Dataset records
──────────

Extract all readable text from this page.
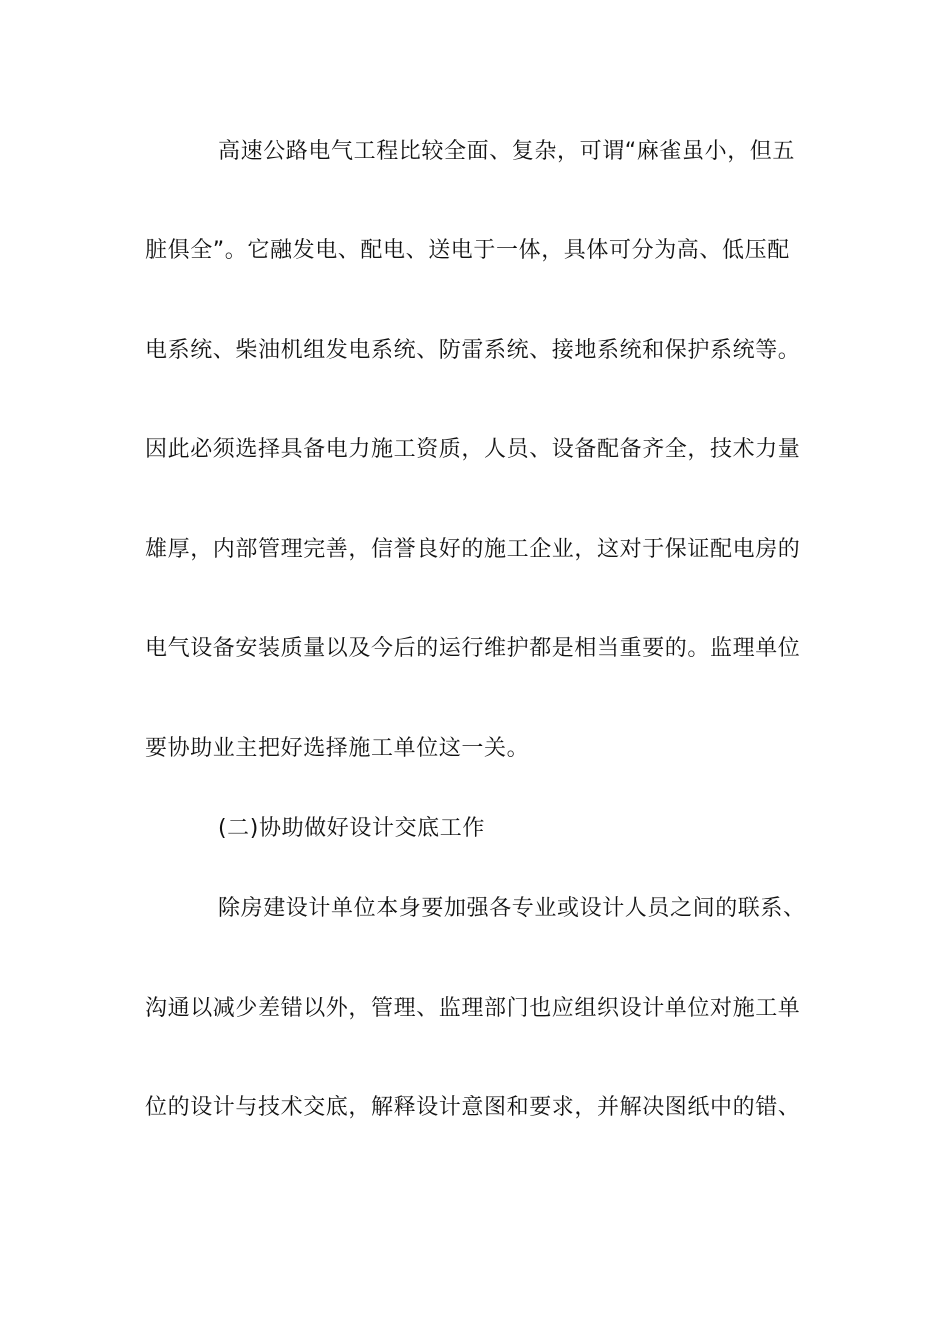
高速公路电气工程比较全面、复杂，可谓“麻雀虽小，但五
脏俱全”。它融发电、配电、送电于一体，具体可分为高、低压配
电系统、柴油机组发电系统、防雷系统、接地系统和保护系统等。
因此必须选择具备电力施工资质，人员、设备配备齐全，技术力量
雄厚，内部管理完善，信誉良好的施工企业，这对于保证配电房的
电气设备安装质量以及今后的运行维护都是相当重要的。监理单位
要协助业主把好选择施工单位这一关。
(二)协助做好设计交底工作
除房建设计单位本身要加强各专业或设计人员之间的联系、
沟通以减少差错以外，管理、监理部门也应组织设计单位对施工单
位的设计与技术交底，解释设计意图和要求，并解决图纸中的错、
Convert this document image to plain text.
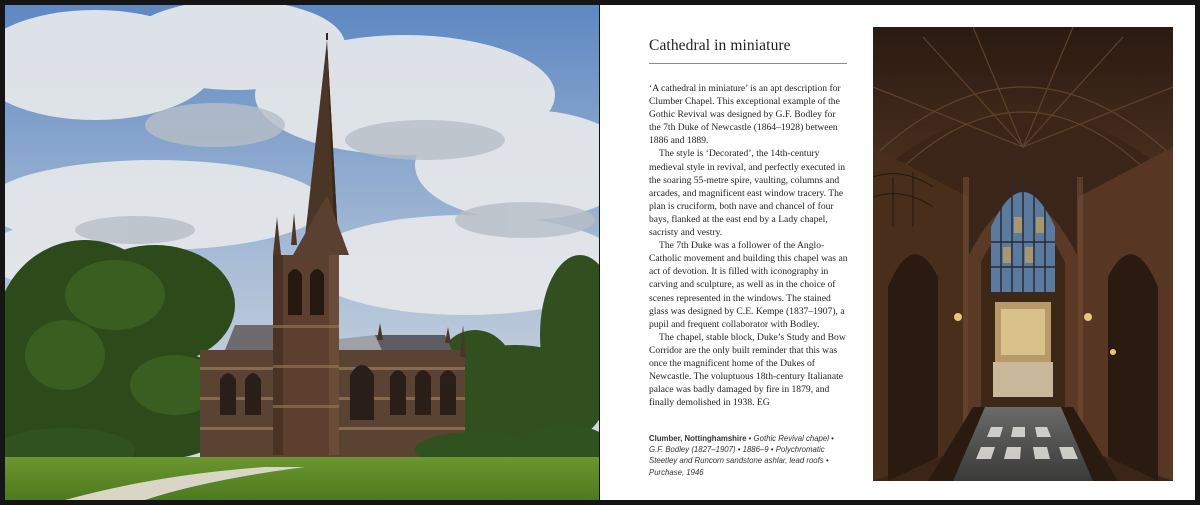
Cathedral in miniature

‘A cathedral in miniature’ is an apt description for Clumber Chapel. This exceptional example of the Gothic Revival was designed by G.F. Bodley for the 7th Duke of Newcastle (1864–1928) between 1886 and 1889.

The style is ‘Decorated’, the 14th-century medieval style in revival, and perfectly executed in the soaring 55-metre spire, vaulting, columns and arcades, and magnificent east window tracery. The plan is cruciform, both nave and chancel of four bays, flanked at the east end by a Lady chapel, sacristy and vestry.

The 7th Duke was a follower of the Anglo-Catholic movement and building this chapel was an act of devotion. It is filled with iconography in carving and sculpture, as well as in the choice of scenes represented in the windows. The stained glass was designed by C.E. Kempe (1837–1907), a pupil and frequent collaborator with Bodley.

The chapel, stable block, Duke’s Study and Bow Corridor are the only built reminder that this was once the magnificent home of the Dukes of Newcastle. The voluptuous 18th-century Italianate palace was badly damaged by fire in 1879, and finally demolished in 1938. EG

Clumber, Nottinghamshire • Gothic Revival chapel • G.F. Bodley (1827–1907) • 1886–9 • Polychromatic Steetley and Runcorn sandstone ashlar, lead roofs • Purchase, 1946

──────────

# Set problem
Which lines contain the word "miniature"? Return each of them.

# Written solution
Cathedral in miniature
‘A cathedral in miniature’ is an apt description for Clumber Chapel. This exceptional example of the Gothic Revival was designed by G.F. Bodley for the 7th Duke of Newcastle (1864–1928) between 1886 and 1889.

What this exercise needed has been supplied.